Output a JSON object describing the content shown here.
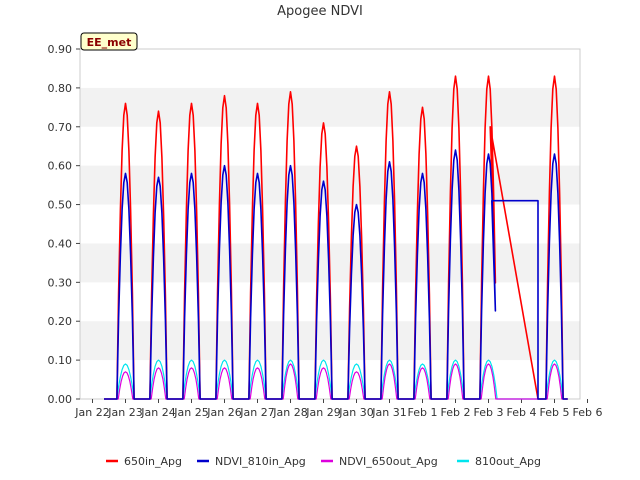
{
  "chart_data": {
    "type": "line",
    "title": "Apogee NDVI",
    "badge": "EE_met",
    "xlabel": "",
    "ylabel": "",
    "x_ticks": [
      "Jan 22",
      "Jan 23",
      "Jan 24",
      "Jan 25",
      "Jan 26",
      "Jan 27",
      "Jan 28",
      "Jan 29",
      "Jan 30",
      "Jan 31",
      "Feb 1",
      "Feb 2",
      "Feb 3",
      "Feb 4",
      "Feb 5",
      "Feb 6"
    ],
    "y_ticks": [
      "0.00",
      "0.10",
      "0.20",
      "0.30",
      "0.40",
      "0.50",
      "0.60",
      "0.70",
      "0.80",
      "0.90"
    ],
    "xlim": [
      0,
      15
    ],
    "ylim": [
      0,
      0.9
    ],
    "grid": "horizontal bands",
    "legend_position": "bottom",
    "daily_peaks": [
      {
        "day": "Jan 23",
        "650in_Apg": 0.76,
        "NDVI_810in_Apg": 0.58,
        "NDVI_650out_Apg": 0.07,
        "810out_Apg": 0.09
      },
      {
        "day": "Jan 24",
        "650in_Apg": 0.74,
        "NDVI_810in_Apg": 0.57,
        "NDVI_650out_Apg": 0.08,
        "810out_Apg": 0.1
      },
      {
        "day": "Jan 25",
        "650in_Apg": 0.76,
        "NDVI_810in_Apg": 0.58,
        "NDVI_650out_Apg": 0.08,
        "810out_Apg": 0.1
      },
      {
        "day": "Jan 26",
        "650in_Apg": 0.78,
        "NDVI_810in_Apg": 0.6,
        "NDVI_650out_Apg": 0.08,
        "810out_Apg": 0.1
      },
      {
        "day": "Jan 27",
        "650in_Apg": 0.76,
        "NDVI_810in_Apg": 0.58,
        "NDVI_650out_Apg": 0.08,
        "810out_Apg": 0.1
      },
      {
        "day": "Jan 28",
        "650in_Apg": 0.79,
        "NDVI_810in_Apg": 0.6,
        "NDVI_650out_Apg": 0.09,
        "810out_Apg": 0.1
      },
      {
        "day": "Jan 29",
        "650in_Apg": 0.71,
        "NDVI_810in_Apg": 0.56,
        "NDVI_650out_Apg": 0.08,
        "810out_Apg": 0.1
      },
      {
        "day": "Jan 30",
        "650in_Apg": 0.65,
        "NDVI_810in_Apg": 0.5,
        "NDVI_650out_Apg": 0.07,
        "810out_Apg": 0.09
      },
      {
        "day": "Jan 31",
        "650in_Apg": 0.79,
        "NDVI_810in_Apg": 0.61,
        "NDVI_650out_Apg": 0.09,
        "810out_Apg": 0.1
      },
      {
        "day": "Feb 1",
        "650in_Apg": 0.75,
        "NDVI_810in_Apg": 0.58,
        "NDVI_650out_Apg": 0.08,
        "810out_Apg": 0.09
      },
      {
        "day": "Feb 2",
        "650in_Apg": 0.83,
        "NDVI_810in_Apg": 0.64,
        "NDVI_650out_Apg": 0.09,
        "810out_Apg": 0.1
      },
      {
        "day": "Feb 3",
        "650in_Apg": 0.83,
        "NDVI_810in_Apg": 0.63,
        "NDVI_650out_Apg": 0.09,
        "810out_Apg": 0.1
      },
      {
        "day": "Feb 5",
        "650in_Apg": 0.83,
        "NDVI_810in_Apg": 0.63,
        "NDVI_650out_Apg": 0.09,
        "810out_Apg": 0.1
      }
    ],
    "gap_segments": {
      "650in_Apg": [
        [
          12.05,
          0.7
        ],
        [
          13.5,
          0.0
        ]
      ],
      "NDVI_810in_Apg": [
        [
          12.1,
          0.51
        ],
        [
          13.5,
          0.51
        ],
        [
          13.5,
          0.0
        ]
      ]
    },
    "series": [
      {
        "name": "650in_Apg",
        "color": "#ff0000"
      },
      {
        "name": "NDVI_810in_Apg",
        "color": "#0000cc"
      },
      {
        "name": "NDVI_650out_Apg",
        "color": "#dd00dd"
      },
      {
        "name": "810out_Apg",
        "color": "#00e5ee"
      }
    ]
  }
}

━━━━━━━━━━━━━━━━━━━━

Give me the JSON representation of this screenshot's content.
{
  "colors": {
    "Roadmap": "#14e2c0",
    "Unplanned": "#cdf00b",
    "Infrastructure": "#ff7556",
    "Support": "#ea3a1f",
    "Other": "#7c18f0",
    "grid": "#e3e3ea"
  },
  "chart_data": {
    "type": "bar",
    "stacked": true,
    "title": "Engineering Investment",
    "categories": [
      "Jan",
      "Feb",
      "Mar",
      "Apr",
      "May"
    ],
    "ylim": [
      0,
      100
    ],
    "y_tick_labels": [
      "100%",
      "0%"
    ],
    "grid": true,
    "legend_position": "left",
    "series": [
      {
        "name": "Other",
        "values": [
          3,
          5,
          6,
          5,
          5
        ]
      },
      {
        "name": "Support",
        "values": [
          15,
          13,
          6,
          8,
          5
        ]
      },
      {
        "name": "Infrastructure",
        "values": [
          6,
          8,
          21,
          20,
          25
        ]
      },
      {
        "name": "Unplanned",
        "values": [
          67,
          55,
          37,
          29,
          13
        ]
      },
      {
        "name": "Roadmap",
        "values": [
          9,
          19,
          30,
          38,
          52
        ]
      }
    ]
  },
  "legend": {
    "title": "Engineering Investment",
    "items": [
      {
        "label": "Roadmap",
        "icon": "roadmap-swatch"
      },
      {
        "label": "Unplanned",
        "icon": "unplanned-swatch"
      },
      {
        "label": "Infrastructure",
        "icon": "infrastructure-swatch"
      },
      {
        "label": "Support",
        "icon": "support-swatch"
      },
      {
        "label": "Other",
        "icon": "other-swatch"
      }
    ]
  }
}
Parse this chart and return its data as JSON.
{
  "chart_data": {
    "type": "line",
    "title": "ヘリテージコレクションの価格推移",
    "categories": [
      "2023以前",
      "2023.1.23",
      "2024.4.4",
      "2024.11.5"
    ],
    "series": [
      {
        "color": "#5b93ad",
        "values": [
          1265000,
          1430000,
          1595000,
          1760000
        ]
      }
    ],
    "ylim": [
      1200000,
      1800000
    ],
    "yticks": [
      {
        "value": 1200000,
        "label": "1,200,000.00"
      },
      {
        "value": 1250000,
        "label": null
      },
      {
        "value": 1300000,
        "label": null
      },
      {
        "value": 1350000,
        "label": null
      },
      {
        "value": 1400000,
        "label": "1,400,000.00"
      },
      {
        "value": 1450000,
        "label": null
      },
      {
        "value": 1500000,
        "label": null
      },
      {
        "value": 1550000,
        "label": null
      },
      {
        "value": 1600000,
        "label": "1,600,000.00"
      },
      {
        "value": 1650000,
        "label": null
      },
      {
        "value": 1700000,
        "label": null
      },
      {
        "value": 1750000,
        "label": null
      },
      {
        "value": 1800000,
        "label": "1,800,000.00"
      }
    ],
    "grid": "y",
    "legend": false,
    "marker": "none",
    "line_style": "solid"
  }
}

━━━━━━━━━━━━━━━━━━━━

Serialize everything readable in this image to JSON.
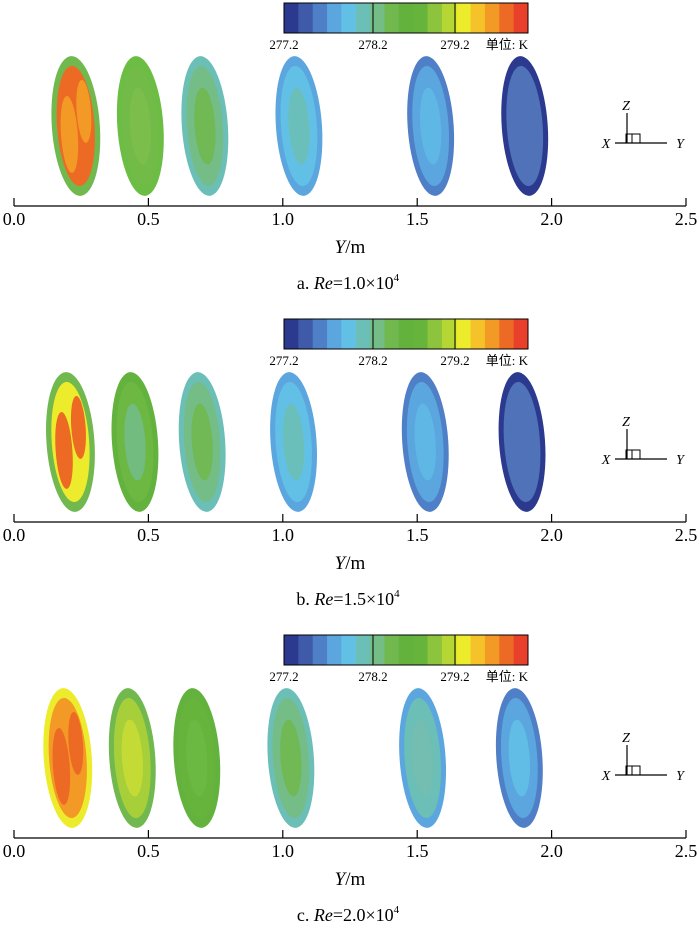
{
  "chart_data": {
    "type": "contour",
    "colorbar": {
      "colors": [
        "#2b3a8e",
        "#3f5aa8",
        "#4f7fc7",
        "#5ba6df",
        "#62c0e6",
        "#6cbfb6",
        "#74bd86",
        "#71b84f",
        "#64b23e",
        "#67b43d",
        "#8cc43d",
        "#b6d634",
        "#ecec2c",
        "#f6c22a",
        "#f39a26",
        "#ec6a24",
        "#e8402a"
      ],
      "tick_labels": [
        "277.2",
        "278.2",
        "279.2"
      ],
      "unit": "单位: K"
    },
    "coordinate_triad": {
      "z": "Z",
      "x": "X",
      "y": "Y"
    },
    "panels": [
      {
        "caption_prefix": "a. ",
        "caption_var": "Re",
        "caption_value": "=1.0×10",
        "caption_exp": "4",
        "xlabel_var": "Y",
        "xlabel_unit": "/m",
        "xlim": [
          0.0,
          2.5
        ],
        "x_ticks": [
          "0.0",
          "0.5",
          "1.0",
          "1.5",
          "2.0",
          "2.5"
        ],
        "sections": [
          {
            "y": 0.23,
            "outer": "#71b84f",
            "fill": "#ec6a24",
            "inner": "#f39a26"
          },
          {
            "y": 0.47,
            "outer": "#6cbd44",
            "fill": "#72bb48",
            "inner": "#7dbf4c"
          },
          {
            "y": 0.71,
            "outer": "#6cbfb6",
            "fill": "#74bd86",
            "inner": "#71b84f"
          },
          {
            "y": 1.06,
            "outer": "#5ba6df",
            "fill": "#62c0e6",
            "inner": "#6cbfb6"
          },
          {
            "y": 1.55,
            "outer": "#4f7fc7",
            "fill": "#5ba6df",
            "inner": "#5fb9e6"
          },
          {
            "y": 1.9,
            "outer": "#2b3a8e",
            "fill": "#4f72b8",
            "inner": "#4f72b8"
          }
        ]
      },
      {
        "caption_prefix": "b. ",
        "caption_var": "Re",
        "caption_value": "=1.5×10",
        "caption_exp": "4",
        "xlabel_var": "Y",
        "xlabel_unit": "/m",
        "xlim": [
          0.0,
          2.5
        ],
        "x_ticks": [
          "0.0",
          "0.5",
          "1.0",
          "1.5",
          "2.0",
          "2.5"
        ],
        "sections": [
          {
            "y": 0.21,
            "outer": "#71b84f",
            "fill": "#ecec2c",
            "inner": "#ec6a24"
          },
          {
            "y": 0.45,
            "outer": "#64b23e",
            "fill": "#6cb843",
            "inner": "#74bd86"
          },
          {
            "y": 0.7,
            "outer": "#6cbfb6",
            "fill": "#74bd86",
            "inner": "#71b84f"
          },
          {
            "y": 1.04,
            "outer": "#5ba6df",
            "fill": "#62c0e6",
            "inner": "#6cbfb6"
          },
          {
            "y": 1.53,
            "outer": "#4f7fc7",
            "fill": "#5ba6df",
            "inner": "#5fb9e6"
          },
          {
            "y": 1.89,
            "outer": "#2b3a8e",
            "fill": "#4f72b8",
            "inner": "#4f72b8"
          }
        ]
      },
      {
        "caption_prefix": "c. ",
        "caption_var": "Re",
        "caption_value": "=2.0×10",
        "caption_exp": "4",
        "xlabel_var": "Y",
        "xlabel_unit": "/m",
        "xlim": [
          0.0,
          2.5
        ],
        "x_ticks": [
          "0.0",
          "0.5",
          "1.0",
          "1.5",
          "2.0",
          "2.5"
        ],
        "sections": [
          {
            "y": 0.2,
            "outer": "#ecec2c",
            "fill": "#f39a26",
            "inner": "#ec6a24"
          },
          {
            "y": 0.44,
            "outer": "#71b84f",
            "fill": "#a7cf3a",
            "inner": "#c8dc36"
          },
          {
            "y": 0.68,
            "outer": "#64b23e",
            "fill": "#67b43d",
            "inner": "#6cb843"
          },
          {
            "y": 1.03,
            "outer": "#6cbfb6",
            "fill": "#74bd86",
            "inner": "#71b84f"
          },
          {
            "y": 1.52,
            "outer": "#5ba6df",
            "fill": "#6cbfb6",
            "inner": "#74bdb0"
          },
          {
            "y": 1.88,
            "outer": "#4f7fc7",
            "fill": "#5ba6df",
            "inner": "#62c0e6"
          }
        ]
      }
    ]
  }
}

━━━━━━━━━━━━━━━━━━━━

### What the task asks
Find the lines above holding the word "content" and show them.

### The completed task
Output a JSON object describing the content shown here.
Give me the JSON representation of this screenshot's content.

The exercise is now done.